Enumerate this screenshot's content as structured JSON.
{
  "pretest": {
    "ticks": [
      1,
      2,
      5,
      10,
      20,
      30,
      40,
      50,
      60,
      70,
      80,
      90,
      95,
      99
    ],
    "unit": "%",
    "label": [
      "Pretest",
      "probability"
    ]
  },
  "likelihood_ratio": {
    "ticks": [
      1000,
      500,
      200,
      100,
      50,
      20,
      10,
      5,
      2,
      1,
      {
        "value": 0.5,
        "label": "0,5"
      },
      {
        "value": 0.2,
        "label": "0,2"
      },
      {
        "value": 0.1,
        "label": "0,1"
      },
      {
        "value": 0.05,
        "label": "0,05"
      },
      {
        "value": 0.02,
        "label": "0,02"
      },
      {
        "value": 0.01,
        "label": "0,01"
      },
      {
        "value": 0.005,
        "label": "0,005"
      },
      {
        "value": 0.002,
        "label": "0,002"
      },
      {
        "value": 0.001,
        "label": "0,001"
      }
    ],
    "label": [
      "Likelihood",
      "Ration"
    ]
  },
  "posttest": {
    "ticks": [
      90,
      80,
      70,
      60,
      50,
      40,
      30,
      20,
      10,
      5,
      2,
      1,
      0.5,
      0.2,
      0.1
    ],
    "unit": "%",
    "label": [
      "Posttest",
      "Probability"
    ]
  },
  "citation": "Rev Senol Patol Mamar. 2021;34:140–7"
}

◆ ◆ ◆ ◆

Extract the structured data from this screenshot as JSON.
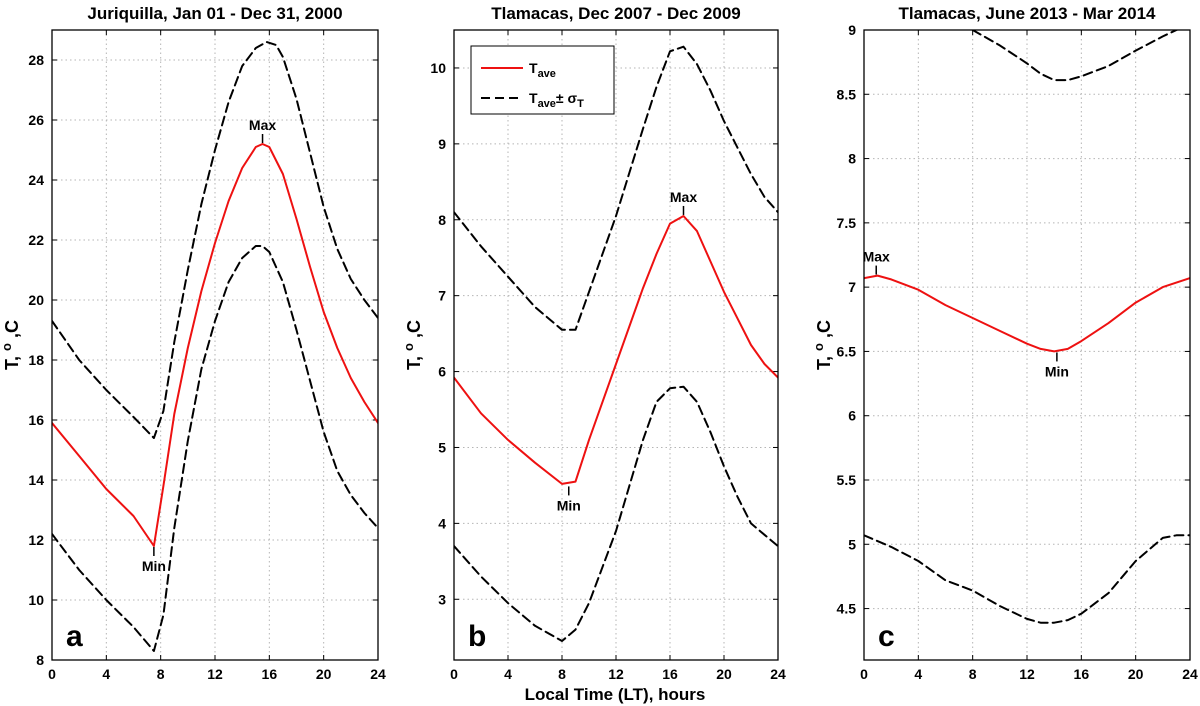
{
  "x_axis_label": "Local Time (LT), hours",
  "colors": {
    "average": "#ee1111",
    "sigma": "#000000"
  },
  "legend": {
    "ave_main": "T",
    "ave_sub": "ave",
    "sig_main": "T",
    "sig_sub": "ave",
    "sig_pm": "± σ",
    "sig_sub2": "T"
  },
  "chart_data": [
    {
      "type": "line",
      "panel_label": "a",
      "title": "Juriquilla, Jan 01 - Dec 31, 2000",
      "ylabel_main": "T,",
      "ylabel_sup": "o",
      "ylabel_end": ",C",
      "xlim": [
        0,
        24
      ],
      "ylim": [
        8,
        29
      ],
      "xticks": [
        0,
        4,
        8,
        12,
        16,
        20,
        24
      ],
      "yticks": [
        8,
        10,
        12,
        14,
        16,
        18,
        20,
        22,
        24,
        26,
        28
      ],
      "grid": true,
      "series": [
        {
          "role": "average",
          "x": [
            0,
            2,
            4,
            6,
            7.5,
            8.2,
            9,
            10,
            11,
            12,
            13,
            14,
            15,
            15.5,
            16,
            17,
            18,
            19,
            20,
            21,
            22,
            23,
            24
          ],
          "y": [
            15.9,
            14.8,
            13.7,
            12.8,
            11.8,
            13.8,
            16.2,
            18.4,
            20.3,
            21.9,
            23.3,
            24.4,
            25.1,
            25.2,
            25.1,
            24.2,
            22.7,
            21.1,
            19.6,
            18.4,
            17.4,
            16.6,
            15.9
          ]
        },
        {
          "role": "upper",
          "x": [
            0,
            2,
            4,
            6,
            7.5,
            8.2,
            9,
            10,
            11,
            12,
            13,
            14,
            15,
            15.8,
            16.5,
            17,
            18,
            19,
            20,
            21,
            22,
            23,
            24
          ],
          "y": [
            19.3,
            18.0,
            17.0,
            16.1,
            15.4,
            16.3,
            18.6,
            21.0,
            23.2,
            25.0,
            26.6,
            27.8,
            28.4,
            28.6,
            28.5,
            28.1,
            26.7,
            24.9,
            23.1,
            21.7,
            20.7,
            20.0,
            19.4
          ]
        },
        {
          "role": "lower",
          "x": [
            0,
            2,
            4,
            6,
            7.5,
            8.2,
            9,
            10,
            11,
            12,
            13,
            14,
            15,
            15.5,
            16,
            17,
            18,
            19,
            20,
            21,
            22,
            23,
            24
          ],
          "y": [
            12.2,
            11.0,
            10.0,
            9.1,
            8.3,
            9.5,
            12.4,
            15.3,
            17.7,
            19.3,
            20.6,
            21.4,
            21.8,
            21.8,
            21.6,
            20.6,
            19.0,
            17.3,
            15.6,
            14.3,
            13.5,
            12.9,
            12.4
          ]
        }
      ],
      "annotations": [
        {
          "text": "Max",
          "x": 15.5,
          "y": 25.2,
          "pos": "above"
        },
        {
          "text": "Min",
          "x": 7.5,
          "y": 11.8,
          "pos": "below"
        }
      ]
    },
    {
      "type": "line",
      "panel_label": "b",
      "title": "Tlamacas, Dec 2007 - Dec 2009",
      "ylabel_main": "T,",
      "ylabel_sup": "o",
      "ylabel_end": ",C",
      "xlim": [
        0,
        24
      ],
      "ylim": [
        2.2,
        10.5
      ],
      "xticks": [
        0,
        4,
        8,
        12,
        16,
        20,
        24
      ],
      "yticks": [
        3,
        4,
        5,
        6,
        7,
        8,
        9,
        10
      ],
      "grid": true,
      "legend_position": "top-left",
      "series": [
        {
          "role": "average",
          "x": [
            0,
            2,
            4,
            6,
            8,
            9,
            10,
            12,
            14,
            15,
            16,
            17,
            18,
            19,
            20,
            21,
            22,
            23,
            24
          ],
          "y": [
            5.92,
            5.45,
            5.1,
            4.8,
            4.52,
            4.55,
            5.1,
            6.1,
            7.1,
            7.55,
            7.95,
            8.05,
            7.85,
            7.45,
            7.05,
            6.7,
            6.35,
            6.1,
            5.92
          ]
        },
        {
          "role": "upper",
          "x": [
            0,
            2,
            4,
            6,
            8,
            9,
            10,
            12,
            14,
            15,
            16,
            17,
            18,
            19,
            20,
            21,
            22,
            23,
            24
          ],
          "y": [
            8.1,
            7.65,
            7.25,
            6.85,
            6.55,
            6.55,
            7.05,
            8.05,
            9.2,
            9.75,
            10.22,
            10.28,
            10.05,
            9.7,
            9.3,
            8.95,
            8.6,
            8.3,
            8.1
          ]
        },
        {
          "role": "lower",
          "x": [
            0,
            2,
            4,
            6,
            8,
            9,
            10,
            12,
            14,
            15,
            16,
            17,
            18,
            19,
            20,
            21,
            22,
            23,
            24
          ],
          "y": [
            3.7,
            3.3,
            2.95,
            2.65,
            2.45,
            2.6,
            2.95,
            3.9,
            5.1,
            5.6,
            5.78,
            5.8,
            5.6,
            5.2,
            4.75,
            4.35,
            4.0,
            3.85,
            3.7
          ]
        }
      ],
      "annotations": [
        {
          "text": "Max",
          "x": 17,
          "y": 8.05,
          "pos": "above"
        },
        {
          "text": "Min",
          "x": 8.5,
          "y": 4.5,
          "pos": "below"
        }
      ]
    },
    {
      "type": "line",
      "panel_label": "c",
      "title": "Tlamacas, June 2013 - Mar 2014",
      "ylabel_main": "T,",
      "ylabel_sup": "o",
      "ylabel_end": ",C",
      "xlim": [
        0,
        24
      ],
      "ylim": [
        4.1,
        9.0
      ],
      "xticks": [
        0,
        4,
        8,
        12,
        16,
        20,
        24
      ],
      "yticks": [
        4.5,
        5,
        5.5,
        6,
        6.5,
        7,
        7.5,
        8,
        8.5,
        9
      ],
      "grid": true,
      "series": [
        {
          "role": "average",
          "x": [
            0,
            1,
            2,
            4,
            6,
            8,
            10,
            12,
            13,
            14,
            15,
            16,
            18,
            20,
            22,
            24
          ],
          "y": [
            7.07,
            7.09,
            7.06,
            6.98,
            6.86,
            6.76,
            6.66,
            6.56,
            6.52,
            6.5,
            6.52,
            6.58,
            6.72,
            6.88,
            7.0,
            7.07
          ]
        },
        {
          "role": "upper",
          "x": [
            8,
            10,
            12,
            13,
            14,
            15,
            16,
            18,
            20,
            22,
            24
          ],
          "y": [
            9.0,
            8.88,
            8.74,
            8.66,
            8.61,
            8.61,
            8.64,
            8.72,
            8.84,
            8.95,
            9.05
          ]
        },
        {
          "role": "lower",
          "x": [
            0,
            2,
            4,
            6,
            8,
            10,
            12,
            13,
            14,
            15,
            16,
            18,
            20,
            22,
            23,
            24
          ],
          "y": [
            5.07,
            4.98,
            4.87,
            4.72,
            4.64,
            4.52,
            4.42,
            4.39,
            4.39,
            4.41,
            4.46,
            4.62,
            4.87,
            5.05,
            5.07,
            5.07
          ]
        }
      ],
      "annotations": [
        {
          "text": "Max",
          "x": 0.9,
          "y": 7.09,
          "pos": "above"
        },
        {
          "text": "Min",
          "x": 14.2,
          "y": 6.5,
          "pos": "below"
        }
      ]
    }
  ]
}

◆ ◆ ◆ ◆

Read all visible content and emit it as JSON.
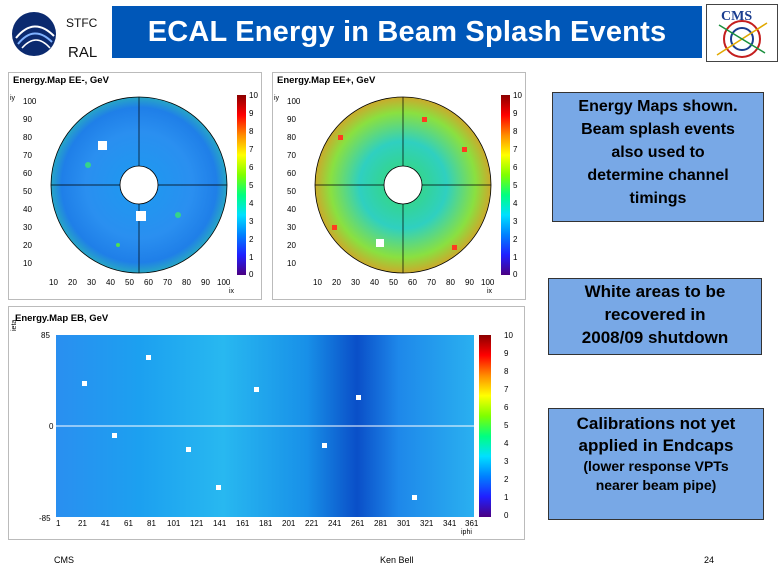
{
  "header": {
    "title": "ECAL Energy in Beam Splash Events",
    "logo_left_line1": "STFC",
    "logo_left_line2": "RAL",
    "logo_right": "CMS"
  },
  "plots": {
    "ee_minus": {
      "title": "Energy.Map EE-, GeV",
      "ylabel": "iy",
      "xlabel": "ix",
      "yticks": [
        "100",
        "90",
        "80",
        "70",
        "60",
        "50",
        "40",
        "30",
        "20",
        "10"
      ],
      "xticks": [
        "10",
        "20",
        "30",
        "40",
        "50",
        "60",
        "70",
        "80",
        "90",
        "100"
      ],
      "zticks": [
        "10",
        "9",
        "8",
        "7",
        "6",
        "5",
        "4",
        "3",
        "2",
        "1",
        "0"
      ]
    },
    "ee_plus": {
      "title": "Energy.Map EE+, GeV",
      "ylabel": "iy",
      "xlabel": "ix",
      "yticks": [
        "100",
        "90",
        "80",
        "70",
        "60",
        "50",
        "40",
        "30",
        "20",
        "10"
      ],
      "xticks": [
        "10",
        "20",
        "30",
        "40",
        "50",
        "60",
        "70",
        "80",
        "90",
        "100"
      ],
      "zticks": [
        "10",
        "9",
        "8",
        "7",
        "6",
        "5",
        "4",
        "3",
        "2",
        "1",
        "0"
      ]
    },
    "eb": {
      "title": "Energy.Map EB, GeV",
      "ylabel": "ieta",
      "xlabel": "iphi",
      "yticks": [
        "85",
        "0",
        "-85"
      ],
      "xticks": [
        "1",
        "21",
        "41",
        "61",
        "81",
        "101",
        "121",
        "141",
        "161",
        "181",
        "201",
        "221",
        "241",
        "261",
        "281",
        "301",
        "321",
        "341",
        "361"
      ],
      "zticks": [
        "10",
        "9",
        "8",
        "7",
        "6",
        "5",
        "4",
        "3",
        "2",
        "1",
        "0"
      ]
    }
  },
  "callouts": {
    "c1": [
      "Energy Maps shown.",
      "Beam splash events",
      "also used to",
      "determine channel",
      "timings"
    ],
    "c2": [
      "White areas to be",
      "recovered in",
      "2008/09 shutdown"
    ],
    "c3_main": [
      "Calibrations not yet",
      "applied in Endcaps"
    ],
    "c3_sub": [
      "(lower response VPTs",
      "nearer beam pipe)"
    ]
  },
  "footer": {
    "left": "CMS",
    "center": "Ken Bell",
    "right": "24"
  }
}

◆ ◆ ◆ ◆

Copy each line of the listing that holds the word "Energy".

- **The solution**:
    "title": "ECAL Energy in Beam Splash Events",
      "title": "Energy.Map EE-, GeV",
      "title": "Energy.Map EE+, GeV",
      "title": "Energy.Map EB, GeV",
      "Energy Maps shown.",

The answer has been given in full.